_Problem statement_
Reproduce every line of the data below, without changing a single character.

<<<<

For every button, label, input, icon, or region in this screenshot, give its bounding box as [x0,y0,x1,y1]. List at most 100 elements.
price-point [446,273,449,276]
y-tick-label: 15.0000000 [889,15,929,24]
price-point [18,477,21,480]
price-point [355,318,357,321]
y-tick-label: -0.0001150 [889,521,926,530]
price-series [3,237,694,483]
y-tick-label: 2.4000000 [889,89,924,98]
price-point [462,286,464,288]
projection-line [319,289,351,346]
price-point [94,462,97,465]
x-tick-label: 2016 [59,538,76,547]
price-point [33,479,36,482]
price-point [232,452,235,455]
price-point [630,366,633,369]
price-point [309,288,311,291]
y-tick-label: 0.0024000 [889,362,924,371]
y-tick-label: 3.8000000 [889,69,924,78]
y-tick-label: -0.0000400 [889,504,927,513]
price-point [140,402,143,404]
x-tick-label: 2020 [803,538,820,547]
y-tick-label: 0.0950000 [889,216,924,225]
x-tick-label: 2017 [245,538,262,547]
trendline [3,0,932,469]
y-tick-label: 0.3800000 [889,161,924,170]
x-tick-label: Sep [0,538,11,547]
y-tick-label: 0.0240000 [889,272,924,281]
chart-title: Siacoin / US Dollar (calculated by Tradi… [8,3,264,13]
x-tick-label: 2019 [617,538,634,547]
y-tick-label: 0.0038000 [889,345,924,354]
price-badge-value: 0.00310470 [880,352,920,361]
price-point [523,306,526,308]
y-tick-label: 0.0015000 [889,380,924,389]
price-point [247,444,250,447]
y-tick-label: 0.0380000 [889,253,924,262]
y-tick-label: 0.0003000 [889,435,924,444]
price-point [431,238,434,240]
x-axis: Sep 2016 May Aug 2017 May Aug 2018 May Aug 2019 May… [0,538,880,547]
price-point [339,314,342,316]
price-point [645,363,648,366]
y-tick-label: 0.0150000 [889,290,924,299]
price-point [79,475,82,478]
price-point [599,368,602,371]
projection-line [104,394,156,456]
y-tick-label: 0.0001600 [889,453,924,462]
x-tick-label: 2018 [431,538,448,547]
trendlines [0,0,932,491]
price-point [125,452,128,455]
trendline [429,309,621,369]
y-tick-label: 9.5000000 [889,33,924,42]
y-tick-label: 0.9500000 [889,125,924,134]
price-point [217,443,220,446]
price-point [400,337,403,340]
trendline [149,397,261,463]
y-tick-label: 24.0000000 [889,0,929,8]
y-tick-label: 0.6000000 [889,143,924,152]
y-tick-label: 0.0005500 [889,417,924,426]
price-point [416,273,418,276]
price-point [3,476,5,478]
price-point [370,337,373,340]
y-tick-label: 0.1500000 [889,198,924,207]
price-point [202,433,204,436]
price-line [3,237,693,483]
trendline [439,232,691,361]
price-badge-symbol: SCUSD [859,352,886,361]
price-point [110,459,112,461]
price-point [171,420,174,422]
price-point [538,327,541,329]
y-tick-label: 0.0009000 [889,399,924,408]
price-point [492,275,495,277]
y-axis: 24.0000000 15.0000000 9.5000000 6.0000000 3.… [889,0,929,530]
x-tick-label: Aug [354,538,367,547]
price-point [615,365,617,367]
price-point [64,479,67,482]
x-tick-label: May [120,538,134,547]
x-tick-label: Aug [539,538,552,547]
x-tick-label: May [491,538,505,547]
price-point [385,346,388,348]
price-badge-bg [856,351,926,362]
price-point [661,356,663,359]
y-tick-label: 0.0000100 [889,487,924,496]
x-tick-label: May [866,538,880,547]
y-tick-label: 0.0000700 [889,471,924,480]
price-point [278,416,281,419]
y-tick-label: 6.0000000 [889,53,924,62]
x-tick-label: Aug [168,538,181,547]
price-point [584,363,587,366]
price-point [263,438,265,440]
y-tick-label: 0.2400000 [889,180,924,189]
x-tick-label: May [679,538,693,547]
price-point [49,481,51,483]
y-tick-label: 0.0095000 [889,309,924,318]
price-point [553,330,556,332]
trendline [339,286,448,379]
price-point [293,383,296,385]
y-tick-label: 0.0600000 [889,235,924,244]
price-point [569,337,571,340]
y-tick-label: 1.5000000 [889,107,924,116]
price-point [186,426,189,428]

>>>>

_The result_
For every button, label, input, icon, or region in this screenshot, give its bounding box as [x0,y0,x1,y1]. List at most 100 elements.
price-point [446,273,449,276]
y-tick-label: 15.0000000 [889,15,929,24]
price-point [18,477,21,480]
price-point [355,318,357,321]
y-tick-label: -0.0001150 [889,521,926,530]
price-series [3,237,694,483]
y-tick-label: 2.4000000 [889,89,924,98]
price-point [462,286,464,288]
projection-line [319,289,351,346]
price-point [94,462,97,465]
x-tick-label: 2016 [59,538,76,547]
price-point [33,479,36,482]
price-point [232,452,235,455]
price-point [630,366,633,369]
price-point [309,288,311,291]
y-tick-label: 0.0024000 [889,362,924,371]
y-tick-label: 3.8000000 [889,69,924,78]
y-tick-label: -0.0000400 [889,504,927,513]
price-point [140,402,143,404]
x-tick-label: 2020 [803,538,820,547]
y-tick-label: 0.0950000 [889,216,924,225]
x-tick-label: 2017 [245,538,262,547]
trendline [3,0,932,469]
y-tick-label: 0.3800000 [889,161,924,170]
x-tick-label: Sep [0,538,11,547]
y-tick-label: 0.0240000 [889,272,924,281]
chart-title: Siacoin / US Dollar (calculated by Tradi… [8,3,264,13]
x-tick-label: 2019 [617,538,634,547]
y-tick-label: 0.0038000 [889,345,924,354]
price-badge-value: 0.00310470 [880,352,920,361]
price-point [523,306,526,308]
y-tick-label: 0.0015000 [889,380,924,389]
price-point [247,444,250,447]
y-tick-label: 0.0380000 [889,253,924,262]
y-tick-label: 0.0003000 [889,435,924,444]
price-point [431,238,434,240]
x-axis: Sep 2016 May Aug 2017 May Aug 2018 May Aug 2019 May… [0,538,880,547]
price-point [339,314,342,316]
price-point [645,363,648,366]
y-tick-label: 0.0150000 [889,290,924,299]
price-point [79,475,82,478]
price-point [599,368,602,371]
projection-line [104,394,156,456]
y-tick-label: 0.0001600 [889,453,924,462]
x-tick-label: 2018 [431,538,448,547]
trendlines [0,0,932,491]
price-point [125,452,128,455]
trendline [429,309,621,369]
y-tick-label: 9.5000000 [889,33,924,42]
y-tick-label: 0.9500000 [889,125,924,134]
price-point [217,443,220,446]
price-point [400,337,403,340]
trendline [149,397,261,463]
y-tick-label: 24.0000000 [889,0,929,8]
y-tick-label: 0.6000000 [889,143,924,152]
y-tick-label: 0.0005500 [889,417,924,426]
price-point [416,273,418,276]
price-point [3,476,5,478]
price-point [370,337,373,340]
y-tick-label: 0.1500000 [889,198,924,207]
price-point [202,433,204,436]
price-line [3,237,693,483]
trendline [439,232,691,361]
price-badge-symbol: SCUSD [859,352,886,361]
price-point [110,459,112,461]
price-point [171,420,174,422]
price-point [538,327,541,329]
y-tick-label: 0.0009000 [889,399,924,408]
price-point [492,275,495,277]
y-axis: 24.0000000 15.0000000 9.5000000 6.0000000 3.… [889,0,929,530]
x-tick-label: Aug [354,538,367,547]
price-point [615,365,617,367]
price-point [64,479,67,482]
x-tick-label: May [120,538,134,547]
x-tick-label: Aug [539,538,552,547]
x-tick-label: May [491,538,505,547]
price-point [385,346,388,348]
price-badge-bg [856,351,926,362]
price-point [661,356,663,359]
y-tick-label: 0.0000100 [889,487,924,496]
x-tick-label: May [866,538,880,547]
y-tick-label: 0.0000700 [889,471,924,480]
price-point [278,416,281,419]
y-tick-label: 6.0000000 [889,53,924,62]
x-tick-label: Aug [168,538,181,547]
price-point [584,363,587,366]
price-point [263,438,265,440]
y-tick-label: 0.2400000 [889,180,924,189]
x-tick-label: May [679,538,693,547]
price-point [49,481,51,483]
y-tick-label: 0.0095000 [889,309,924,318]
price-point [553,330,556,332]
trendline [339,286,448,379]
price-point [293,383,296,385]
y-tick-label: 0.0600000 [889,235,924,244]
price-point [569,337,571,340]
y-tick-label: 1.5000000 [889,107,924,116]
price-point [186,426,189,428]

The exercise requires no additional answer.